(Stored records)
* START *
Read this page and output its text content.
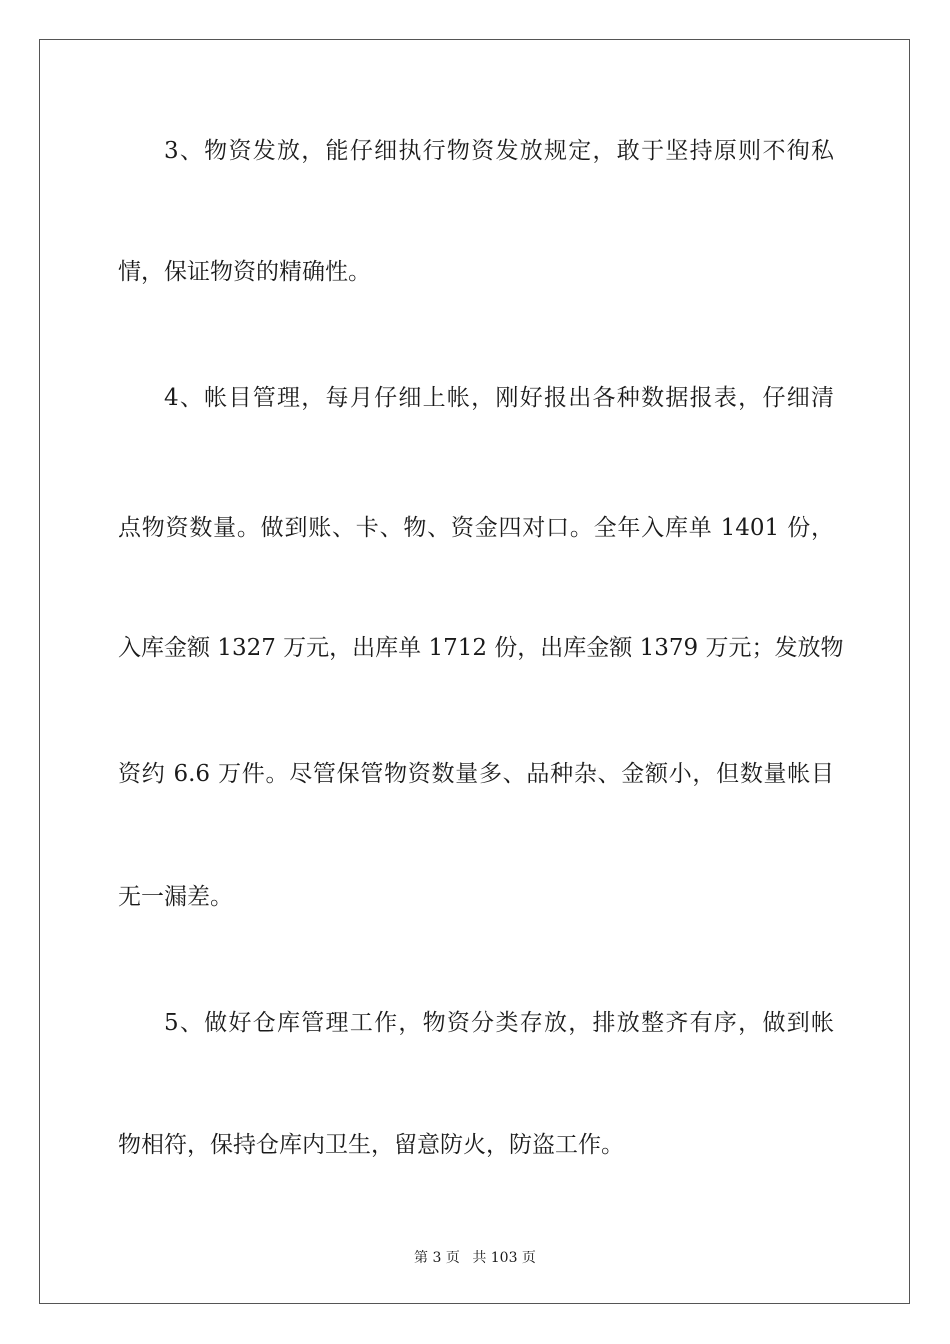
3、物资发放，能仔细执行物资发放规定，敢于坚持原则不徇私
情，保证物资的精确性。
4、帐目管理，每月仔细上帐，刚好报出各种数据报表，仔细清
点物资数量。做到账、卡、物、资金四对口。全年入库单 1401 份，
入库金额 1327 万元，出库单 1712 份，出库金额 1379 万元；发放物
资约 6.6 万件。尽管保管物资数量多、品种杂、金额小，但数量帐目
无一漏差。
5、做好仓库管理工作，物资分类存放，排放整齐有序，做到帐
物相符，保持仓库内卫生，留意防火，防盗工作。
第 3 页 共 103 页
* END *
▶ _Work instructions_: Retype all entries exactly as they appear, dropping the images.

▶ _Written solution_:
Read this page and output its text content.
3、物资发放，能仔细执行物资发放规定，敢于坚持原则不徇私
情，保证物资的精确性。
4、帐目管理，每月仔细上帐，刚好报出各种数据报表，仔细清
点物资数量。做到账、卡、物、资金四对口。全年入库单 1401 份，
入库金额 1327 万元，出库单 1712 份，出库金额 1379 万元；发放物
资约 6.6 万件。尽管保管物资数量多、品种杂、金额小，但数量帐目
无一漏差。
5、做好仓库管理工作，物资分类存放，排放整齐有序，做到帐
物相符，保持仓库内卫生，留意防火，防盗工作。
第 3 页 共 103 页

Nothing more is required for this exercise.